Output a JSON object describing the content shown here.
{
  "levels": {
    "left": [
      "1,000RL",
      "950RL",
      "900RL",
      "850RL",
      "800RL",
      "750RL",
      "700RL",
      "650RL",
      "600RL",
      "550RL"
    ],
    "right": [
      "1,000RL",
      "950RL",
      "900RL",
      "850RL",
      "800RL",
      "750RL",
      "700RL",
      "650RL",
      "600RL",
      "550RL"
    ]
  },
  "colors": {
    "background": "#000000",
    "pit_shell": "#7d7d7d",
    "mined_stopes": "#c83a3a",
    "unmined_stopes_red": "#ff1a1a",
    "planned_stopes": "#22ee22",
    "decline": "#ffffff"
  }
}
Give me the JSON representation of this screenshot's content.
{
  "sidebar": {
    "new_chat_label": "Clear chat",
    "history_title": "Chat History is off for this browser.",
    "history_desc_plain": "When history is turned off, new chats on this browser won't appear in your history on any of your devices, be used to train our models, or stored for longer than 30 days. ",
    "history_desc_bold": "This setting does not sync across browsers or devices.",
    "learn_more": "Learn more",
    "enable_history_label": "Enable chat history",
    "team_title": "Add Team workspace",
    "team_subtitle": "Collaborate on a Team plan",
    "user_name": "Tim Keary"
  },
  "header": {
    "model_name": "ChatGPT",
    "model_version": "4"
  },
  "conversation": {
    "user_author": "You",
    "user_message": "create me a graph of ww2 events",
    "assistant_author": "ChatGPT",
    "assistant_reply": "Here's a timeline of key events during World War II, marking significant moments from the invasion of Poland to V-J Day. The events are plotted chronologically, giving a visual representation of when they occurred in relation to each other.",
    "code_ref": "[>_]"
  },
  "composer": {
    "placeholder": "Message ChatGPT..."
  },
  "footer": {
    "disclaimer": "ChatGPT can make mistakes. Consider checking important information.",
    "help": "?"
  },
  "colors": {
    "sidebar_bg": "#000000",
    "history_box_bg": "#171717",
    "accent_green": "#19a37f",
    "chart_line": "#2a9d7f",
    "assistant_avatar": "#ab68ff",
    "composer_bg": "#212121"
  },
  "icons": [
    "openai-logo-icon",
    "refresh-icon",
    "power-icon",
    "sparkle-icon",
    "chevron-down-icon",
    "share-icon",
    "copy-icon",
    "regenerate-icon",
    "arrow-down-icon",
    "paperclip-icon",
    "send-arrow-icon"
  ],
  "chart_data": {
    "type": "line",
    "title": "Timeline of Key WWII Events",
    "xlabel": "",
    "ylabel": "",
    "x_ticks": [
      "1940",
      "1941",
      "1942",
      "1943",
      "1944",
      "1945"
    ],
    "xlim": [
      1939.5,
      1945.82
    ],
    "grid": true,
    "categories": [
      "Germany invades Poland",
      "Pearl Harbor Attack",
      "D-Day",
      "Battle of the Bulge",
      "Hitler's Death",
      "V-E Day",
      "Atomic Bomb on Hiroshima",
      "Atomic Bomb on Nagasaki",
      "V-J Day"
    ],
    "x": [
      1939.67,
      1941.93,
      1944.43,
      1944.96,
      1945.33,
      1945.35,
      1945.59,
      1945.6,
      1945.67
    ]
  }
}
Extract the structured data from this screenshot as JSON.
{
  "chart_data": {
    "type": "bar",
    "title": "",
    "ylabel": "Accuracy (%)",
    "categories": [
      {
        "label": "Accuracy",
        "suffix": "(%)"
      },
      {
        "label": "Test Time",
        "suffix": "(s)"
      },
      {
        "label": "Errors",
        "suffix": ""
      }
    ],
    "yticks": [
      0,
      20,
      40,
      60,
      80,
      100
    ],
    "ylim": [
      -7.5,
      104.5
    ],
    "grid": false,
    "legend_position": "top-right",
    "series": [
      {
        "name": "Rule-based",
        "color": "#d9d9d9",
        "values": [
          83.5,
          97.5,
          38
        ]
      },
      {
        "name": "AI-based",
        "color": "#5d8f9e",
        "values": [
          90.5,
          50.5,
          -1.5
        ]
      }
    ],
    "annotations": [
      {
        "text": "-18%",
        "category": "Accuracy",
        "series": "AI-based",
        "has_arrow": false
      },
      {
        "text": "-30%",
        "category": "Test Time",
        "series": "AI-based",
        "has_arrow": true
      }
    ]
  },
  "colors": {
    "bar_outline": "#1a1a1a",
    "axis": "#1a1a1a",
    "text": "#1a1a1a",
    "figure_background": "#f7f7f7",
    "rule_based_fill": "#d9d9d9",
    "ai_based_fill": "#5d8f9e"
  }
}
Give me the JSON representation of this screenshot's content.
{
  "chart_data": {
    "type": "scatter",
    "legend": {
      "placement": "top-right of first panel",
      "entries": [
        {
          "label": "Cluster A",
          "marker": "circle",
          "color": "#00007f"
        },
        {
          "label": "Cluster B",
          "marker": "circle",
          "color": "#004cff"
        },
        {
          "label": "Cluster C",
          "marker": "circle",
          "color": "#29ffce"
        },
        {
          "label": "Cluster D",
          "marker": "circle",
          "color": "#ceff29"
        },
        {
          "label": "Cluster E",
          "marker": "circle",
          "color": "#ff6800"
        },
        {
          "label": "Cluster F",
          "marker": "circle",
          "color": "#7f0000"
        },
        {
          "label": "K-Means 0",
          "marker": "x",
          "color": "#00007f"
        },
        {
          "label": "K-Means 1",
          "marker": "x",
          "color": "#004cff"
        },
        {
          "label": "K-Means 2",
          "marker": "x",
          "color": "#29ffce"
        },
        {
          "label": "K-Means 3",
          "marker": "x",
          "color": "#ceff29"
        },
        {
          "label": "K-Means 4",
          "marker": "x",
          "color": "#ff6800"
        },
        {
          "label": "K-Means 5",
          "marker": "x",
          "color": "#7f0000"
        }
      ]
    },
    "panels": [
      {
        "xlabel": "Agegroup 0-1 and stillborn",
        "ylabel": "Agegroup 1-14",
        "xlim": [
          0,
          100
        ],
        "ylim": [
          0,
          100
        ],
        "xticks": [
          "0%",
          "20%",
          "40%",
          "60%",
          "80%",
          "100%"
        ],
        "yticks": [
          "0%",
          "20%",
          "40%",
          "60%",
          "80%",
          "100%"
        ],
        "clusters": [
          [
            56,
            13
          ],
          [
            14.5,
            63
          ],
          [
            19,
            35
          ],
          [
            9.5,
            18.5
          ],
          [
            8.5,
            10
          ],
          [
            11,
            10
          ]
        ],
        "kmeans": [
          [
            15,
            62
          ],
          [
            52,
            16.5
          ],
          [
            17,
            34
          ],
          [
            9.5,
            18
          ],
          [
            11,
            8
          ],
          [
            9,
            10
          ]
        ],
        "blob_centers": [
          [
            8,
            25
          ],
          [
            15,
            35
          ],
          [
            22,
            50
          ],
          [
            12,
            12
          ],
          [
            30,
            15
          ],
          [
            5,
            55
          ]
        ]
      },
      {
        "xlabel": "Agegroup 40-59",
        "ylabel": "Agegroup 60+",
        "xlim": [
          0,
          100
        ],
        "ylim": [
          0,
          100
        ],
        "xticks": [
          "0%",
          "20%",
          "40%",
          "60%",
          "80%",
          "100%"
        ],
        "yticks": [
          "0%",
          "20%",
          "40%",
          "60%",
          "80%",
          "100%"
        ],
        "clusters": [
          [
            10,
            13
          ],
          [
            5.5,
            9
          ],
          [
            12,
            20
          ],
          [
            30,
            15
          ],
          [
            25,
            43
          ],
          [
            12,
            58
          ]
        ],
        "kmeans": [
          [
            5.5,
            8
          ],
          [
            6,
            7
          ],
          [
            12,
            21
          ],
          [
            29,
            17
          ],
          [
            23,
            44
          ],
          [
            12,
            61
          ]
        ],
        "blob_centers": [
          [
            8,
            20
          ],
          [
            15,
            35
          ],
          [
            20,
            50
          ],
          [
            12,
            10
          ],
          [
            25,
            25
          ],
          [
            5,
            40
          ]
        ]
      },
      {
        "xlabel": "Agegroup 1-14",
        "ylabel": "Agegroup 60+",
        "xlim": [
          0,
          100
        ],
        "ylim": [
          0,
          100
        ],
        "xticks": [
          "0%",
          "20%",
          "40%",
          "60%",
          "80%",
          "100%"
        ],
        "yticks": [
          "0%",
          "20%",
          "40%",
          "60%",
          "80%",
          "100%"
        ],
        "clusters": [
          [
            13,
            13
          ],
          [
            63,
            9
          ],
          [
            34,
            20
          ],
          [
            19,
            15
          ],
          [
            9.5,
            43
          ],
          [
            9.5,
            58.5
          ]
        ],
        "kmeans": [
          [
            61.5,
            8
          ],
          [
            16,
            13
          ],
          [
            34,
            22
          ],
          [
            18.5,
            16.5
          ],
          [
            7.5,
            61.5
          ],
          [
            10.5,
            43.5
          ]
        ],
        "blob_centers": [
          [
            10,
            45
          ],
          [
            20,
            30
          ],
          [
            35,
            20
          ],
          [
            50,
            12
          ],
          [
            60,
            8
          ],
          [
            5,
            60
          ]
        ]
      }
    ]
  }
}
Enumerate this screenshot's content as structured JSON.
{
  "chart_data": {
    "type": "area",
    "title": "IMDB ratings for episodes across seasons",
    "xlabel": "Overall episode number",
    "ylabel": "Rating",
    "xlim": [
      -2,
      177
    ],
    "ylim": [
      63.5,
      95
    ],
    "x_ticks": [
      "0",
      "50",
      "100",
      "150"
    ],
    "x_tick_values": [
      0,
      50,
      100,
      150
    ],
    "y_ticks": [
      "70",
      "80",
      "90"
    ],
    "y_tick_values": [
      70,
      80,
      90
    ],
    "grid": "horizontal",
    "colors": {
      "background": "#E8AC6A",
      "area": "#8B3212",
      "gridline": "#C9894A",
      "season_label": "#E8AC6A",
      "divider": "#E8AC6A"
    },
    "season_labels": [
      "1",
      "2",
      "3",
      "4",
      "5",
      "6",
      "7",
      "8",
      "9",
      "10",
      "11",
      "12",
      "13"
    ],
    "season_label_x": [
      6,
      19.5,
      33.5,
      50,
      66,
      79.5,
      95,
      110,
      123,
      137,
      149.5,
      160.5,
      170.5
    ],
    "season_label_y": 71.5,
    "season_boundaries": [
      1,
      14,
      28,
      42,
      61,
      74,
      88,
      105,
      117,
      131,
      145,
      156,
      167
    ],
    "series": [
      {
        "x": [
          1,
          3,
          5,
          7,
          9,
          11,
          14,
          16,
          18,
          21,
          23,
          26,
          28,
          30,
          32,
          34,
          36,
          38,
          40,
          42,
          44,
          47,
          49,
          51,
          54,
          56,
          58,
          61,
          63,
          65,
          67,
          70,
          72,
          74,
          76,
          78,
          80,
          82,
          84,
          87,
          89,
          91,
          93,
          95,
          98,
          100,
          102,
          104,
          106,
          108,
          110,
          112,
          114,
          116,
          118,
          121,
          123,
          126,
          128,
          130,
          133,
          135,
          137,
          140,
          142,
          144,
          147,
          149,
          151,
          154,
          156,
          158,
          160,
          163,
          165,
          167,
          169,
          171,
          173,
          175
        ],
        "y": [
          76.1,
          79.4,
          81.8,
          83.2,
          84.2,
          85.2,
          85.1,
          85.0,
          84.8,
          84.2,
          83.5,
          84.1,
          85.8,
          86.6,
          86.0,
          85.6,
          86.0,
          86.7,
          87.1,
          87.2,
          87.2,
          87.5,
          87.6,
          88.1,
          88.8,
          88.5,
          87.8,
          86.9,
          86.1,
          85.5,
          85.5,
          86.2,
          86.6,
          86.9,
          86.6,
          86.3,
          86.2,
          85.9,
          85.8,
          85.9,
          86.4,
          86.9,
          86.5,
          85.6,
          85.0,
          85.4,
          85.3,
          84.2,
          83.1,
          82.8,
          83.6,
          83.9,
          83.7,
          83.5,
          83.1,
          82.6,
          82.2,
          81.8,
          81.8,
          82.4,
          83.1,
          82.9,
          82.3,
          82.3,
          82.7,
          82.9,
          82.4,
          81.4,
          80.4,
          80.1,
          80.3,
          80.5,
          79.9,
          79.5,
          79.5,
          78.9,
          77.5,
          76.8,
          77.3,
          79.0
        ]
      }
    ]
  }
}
===
> **Task objective**
Select and copy every line from the records that includes the word "structured".

> **Response to the task**
Extract the structured data from this screenshot as JSON.
Enumerate this screenshot's content as structured JSON.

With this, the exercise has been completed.